WORK INSTRUCTIONS. Please list all lines of the material below in which the string "védi" occurs.

GIVEN DATA.
-*-
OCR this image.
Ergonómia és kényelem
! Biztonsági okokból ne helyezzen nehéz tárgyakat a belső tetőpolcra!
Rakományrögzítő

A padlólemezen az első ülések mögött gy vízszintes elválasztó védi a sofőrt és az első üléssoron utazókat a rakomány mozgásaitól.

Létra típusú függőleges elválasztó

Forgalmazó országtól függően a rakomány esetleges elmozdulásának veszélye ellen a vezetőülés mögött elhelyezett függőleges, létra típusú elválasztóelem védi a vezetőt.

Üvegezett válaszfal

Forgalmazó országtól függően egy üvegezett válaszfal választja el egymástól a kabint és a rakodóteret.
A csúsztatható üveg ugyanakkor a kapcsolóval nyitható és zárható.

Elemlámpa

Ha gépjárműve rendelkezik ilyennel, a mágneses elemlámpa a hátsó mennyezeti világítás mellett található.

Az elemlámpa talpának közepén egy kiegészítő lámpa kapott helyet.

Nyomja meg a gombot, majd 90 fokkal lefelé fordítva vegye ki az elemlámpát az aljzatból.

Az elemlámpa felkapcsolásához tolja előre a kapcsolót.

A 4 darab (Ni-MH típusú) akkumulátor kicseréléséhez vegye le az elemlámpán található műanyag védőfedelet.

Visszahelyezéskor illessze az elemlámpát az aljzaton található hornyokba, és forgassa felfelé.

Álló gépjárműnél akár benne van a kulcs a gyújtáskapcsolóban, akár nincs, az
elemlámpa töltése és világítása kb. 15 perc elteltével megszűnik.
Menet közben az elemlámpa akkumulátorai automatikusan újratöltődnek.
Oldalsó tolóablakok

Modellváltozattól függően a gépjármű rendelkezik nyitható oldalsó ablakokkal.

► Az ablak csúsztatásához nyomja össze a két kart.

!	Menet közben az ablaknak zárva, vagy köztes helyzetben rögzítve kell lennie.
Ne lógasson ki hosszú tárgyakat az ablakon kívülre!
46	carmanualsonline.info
-*-
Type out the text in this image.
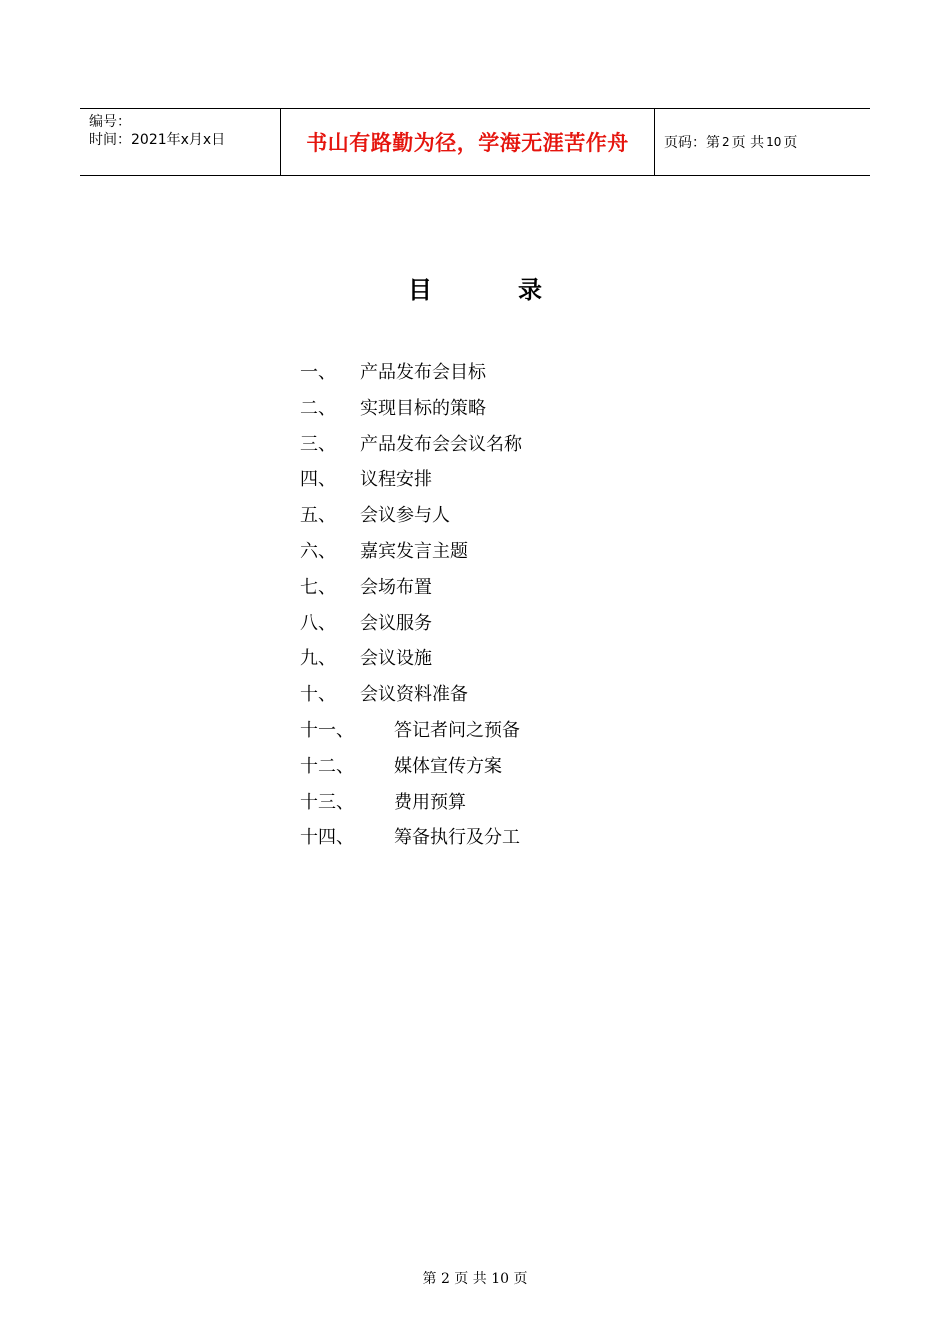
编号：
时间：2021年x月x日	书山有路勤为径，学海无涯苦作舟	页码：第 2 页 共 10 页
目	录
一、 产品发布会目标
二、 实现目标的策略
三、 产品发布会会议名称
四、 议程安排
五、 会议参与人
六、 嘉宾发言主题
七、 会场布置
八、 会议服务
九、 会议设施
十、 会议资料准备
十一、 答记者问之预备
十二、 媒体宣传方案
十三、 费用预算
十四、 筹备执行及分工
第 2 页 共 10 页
-*-
TASK RESULT.
A padlólemezen az első ülések mögött gy vízszintes elválasztó védi a sofőrt és az első üléssoron utazókat a rakomány mozgásaitól.
Forgalmazó országtól függően a rakomány esetleges elmozdulásának veszélye ellen a vezetőülés mögött elhelyezett függőleges, létra típusú elválasztóelem védi a vezetőt.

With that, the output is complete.